#### TO DO
In the entries, find all lines that hold the word "suhteellinen" and copy them.

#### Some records
*-*-*

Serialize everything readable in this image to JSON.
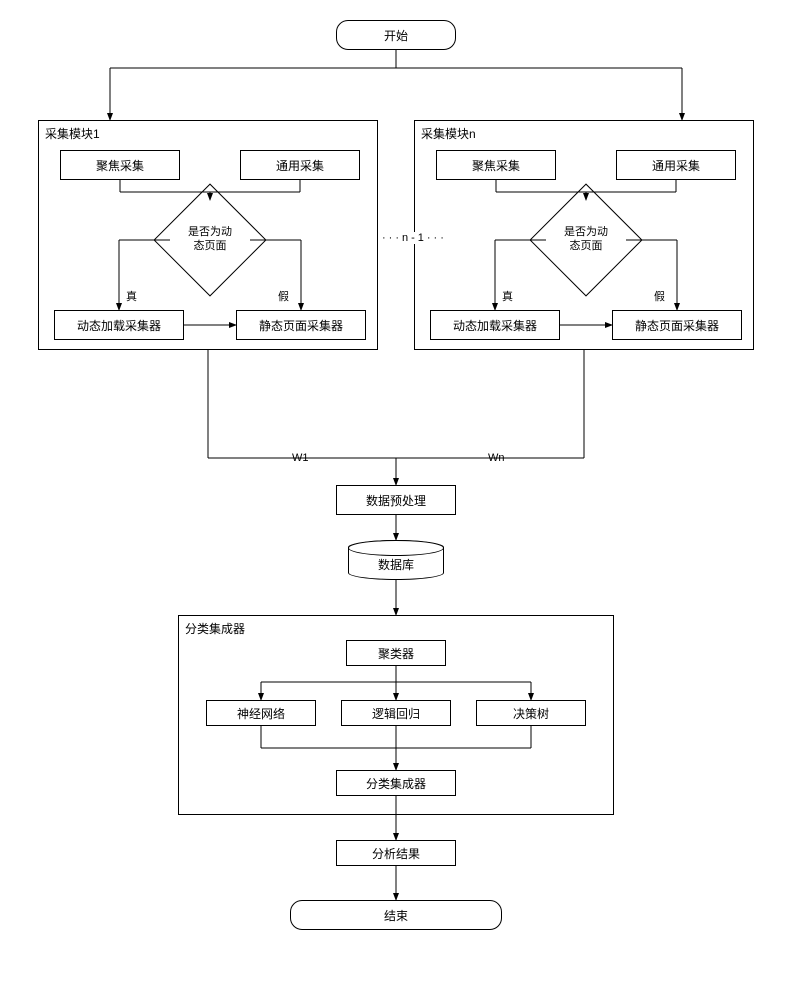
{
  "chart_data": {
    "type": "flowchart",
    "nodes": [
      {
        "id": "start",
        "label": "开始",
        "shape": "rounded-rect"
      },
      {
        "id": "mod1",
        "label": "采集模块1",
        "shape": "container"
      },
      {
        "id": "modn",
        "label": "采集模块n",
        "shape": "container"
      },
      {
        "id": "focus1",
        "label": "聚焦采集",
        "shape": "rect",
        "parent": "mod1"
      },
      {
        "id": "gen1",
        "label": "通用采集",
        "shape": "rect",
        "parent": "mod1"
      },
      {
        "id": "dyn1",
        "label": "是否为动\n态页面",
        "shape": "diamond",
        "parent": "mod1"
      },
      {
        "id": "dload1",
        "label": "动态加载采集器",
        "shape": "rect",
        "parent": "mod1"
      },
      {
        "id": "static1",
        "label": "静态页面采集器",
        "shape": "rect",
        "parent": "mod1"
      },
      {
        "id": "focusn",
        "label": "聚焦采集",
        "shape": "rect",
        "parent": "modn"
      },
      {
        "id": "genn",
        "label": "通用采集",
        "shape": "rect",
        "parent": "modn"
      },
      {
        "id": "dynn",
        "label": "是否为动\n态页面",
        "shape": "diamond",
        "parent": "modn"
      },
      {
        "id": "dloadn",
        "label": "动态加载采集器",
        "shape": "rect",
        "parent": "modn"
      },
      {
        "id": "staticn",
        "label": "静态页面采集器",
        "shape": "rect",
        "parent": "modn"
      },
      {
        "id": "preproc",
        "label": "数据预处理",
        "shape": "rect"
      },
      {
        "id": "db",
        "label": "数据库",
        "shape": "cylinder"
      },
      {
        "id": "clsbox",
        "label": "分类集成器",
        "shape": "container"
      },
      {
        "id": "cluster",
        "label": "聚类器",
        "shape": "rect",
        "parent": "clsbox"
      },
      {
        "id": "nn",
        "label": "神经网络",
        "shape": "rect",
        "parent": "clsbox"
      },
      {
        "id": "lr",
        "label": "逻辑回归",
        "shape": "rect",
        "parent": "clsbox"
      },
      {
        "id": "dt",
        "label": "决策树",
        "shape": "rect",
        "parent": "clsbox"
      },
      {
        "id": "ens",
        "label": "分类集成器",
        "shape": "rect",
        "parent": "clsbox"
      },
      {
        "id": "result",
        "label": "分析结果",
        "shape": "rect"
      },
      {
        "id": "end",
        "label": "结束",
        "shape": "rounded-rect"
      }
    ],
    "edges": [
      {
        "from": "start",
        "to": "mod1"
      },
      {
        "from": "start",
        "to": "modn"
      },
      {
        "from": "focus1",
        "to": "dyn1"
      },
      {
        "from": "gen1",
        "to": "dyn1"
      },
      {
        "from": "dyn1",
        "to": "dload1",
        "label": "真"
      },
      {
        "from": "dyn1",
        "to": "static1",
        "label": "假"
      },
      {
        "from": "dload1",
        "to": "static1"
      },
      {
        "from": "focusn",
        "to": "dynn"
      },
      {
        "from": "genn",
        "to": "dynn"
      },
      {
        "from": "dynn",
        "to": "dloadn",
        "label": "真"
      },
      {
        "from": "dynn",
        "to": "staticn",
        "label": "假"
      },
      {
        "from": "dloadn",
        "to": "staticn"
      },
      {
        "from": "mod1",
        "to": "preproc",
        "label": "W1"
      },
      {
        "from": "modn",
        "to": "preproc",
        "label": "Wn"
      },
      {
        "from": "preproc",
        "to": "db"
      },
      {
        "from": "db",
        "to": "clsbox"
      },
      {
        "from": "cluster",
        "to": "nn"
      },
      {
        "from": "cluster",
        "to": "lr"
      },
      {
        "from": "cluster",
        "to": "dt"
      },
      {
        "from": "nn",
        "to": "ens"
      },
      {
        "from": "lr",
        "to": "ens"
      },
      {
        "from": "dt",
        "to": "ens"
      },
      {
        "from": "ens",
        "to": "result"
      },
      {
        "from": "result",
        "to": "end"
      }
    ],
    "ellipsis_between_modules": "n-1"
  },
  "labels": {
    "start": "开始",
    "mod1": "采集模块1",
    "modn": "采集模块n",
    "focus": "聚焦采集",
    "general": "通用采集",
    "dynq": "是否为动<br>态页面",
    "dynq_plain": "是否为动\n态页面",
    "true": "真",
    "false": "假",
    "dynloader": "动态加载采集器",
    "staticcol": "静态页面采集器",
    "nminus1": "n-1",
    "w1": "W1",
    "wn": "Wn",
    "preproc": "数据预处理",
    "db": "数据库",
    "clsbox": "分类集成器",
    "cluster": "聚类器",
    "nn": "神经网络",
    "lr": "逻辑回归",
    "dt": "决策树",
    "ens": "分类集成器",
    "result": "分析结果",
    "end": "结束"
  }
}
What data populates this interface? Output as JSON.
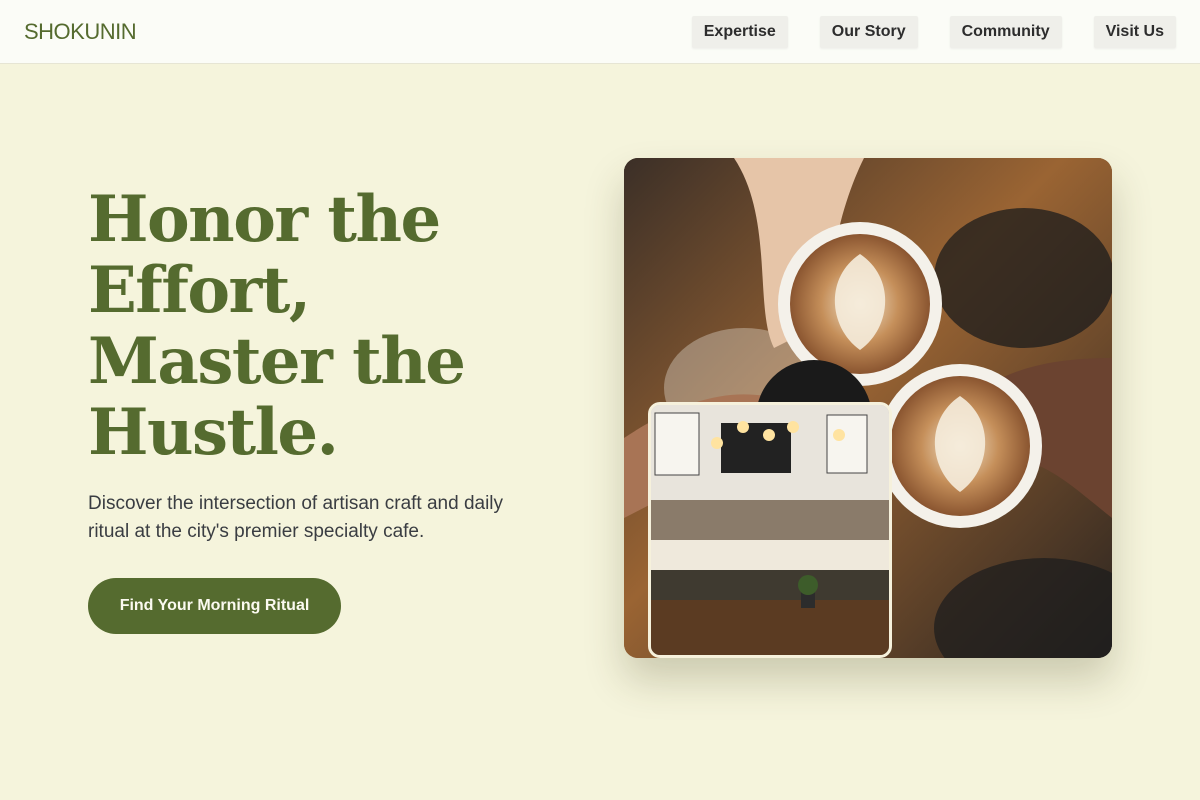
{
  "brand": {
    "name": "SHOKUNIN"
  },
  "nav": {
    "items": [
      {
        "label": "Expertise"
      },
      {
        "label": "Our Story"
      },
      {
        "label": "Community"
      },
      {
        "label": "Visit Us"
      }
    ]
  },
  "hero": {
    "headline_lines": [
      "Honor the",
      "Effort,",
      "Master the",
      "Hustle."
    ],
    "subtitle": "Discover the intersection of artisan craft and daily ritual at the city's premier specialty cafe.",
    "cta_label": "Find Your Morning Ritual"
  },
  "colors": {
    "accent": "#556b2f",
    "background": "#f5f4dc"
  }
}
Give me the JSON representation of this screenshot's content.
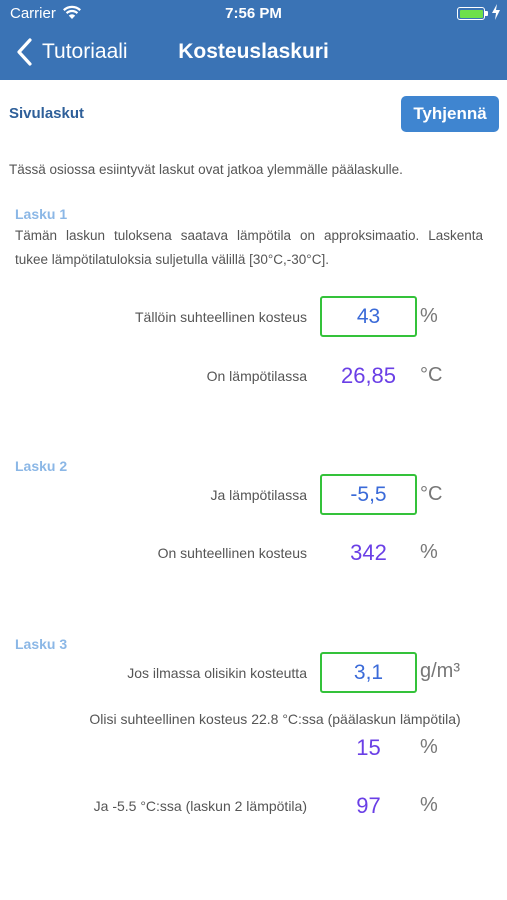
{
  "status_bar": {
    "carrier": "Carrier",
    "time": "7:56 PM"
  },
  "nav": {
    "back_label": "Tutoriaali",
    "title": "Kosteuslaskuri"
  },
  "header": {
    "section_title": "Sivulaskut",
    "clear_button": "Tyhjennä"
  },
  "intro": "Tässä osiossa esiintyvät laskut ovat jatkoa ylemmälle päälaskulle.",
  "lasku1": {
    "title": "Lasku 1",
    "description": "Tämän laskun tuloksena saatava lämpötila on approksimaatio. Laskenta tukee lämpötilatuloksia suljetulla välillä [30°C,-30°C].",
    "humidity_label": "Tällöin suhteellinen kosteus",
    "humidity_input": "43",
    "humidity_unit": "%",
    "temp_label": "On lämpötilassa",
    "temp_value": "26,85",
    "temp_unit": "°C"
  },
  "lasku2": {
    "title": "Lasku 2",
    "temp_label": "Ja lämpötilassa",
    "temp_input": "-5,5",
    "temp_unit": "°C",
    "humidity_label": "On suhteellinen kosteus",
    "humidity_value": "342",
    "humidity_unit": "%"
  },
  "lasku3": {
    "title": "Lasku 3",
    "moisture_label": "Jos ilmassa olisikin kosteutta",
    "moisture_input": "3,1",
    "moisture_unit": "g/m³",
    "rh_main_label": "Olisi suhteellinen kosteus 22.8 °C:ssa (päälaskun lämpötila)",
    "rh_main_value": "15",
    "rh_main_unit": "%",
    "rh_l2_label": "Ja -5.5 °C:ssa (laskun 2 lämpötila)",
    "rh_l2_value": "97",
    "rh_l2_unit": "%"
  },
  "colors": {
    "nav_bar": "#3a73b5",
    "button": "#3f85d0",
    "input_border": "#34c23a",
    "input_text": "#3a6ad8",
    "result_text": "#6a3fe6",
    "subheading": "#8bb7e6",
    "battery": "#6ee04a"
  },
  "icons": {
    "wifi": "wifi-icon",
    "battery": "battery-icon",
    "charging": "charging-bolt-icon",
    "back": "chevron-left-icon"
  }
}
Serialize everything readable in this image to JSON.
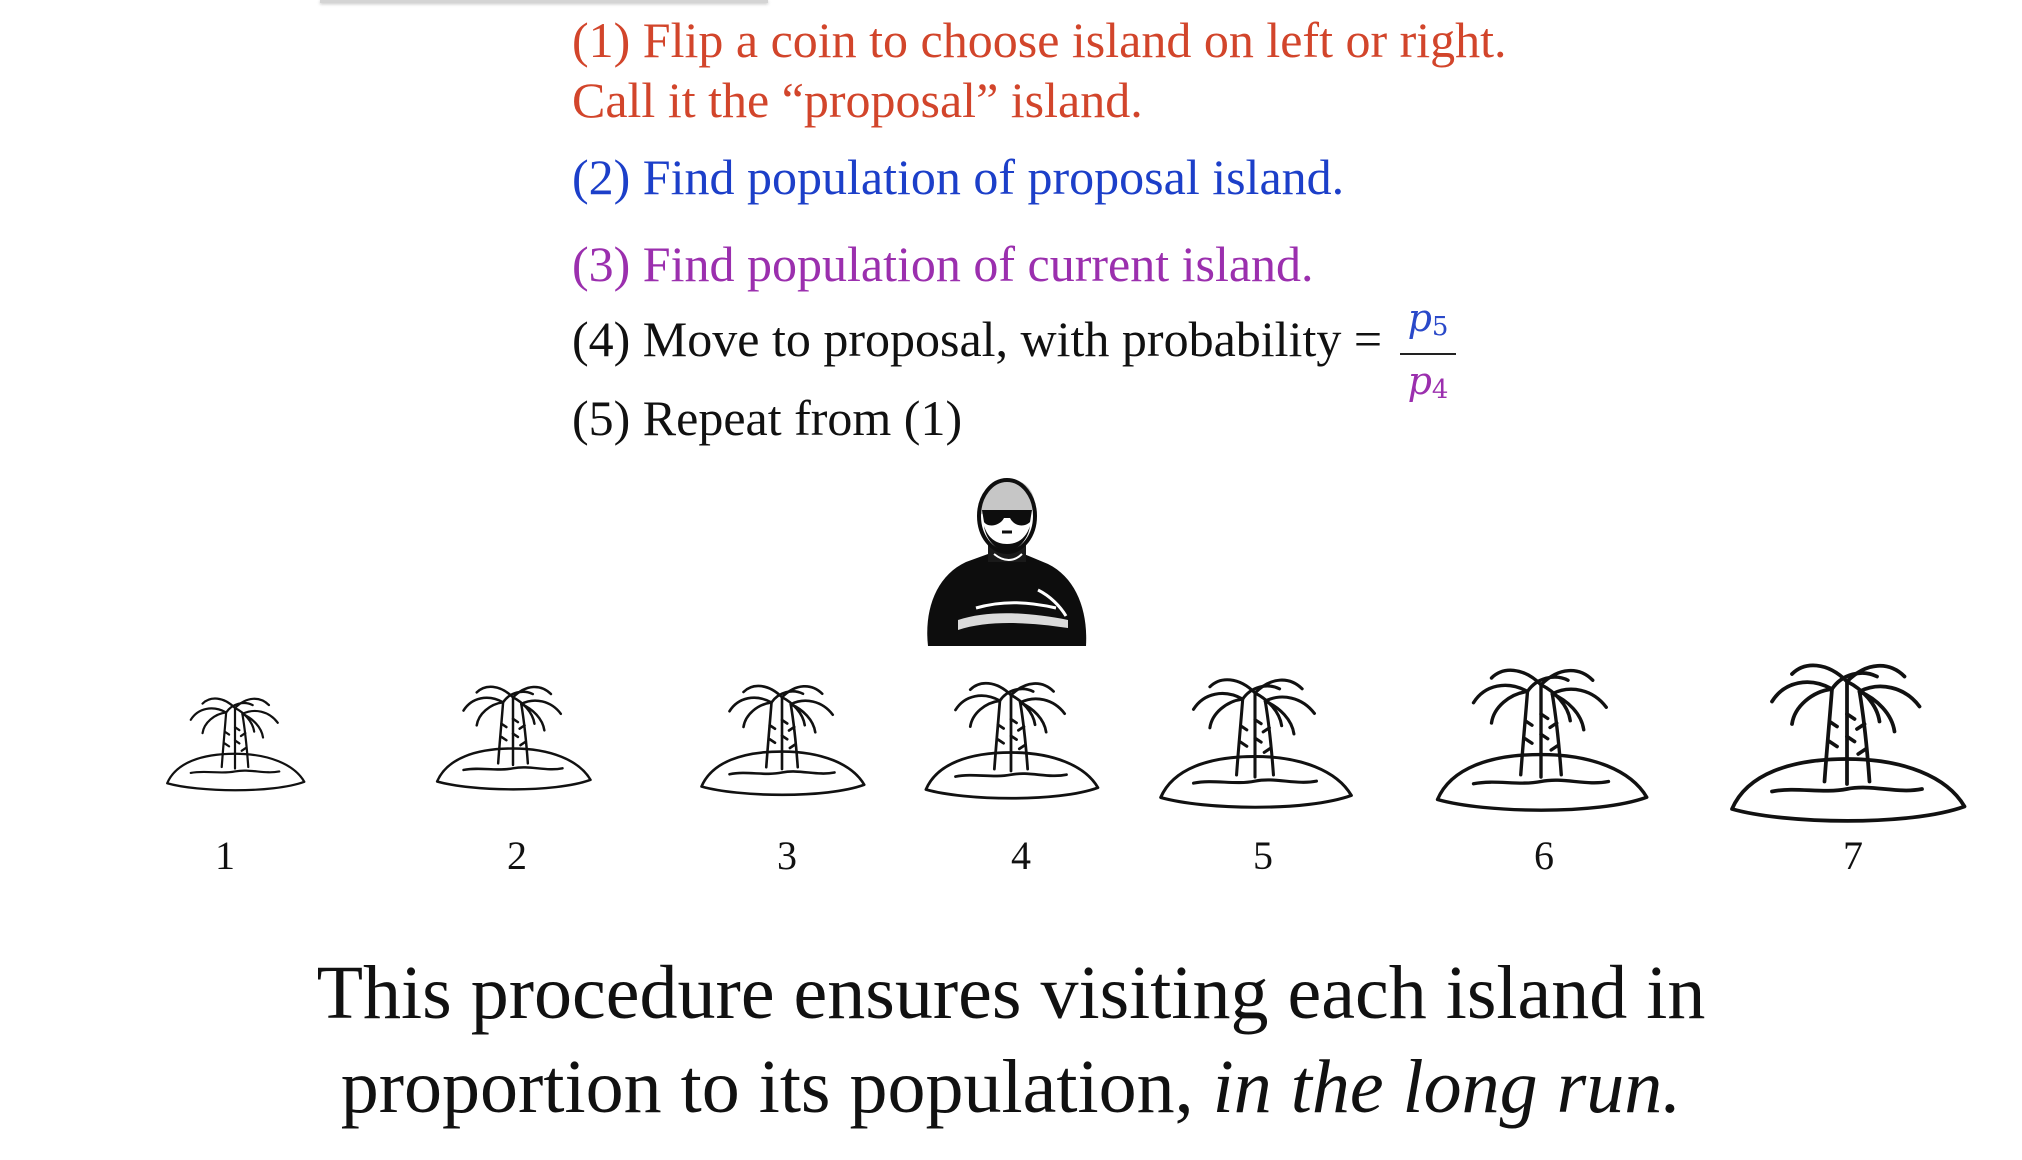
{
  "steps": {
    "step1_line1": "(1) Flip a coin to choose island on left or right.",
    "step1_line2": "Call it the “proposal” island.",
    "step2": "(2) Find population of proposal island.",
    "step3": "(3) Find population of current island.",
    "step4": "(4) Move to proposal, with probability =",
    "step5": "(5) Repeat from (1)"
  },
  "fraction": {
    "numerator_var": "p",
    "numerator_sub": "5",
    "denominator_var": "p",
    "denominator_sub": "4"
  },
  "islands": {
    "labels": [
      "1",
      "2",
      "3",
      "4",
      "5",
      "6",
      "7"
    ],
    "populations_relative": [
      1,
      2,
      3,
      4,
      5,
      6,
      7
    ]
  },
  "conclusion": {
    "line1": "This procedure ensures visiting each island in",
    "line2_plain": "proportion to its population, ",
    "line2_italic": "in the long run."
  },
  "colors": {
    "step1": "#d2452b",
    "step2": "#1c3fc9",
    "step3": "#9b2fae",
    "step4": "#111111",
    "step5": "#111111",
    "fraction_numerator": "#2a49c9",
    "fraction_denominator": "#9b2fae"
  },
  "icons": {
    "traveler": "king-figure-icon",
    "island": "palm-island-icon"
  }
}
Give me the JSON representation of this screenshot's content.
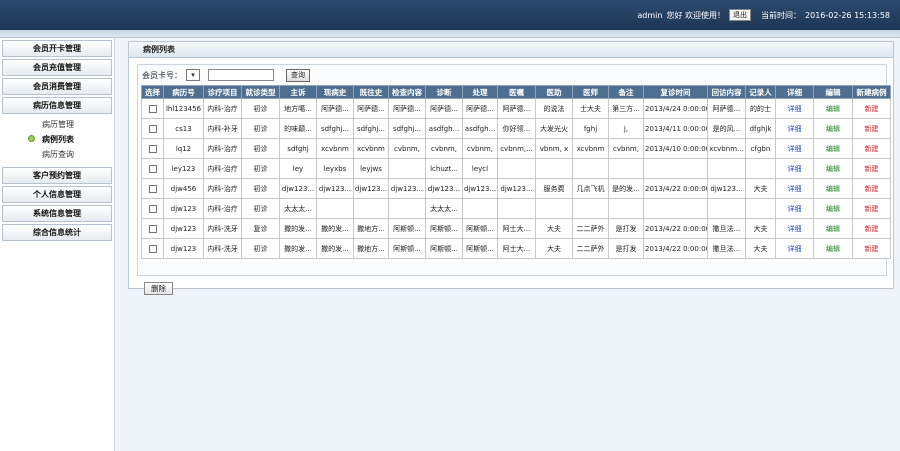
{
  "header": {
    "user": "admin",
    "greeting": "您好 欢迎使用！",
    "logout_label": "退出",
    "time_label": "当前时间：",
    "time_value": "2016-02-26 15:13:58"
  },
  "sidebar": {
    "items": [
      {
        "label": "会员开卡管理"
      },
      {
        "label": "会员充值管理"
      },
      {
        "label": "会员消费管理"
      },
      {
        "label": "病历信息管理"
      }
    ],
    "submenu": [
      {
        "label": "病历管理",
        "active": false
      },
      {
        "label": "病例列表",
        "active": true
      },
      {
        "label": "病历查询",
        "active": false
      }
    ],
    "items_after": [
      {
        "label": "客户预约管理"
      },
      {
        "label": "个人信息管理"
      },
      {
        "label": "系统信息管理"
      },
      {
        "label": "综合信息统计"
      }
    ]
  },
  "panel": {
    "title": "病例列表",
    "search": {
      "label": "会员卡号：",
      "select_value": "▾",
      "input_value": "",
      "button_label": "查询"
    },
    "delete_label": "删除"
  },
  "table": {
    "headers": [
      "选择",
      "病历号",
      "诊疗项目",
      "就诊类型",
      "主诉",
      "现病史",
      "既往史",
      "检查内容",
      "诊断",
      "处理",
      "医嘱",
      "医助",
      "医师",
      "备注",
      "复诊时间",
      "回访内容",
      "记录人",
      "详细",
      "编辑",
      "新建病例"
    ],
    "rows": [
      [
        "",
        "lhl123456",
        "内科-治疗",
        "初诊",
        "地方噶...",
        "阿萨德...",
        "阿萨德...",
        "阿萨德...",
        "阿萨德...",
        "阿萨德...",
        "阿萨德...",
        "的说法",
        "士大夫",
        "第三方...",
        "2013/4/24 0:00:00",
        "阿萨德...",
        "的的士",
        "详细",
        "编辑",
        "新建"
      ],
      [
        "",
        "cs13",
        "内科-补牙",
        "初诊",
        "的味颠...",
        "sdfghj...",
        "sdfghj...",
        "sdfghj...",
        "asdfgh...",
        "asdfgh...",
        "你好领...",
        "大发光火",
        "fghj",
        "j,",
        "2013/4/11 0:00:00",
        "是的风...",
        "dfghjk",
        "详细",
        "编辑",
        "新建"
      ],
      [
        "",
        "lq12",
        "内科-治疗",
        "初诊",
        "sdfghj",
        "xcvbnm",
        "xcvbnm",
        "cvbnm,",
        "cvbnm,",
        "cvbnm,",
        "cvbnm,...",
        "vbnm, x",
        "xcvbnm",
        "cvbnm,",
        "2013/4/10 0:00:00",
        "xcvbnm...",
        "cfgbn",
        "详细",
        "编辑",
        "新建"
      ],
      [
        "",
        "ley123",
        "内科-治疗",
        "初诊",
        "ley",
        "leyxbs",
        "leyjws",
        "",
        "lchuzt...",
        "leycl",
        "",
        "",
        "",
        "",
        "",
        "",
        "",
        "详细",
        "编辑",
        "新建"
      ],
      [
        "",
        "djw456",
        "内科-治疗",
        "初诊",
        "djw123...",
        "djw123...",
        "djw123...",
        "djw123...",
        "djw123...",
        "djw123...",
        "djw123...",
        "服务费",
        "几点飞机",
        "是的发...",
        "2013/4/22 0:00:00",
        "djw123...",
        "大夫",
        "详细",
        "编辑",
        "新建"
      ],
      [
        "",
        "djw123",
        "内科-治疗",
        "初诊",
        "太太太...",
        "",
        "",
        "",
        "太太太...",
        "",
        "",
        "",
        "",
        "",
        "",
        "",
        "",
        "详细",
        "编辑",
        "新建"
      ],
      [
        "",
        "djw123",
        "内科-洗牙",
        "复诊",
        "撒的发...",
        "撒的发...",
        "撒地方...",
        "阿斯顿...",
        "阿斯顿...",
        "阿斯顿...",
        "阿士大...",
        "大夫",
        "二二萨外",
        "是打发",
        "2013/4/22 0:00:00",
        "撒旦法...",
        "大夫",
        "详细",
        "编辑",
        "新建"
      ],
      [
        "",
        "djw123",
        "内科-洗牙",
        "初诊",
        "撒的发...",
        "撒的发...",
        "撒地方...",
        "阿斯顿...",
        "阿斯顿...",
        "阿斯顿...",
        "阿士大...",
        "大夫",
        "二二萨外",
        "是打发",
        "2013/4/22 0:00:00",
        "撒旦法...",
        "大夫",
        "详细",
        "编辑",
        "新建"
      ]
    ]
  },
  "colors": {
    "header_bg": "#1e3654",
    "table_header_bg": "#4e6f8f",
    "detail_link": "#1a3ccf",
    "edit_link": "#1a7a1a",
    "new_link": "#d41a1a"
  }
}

*-*-*

#### RESPONSE
    "humidity_label": "Tällöin suhteellinen kosteus",
    "humidity_label": "On suhteellinen kosteus",
    "rh_main_label": "Olisi suhteellinen kosteus 22.8 °C:ssa (päälaskun lämpötila)",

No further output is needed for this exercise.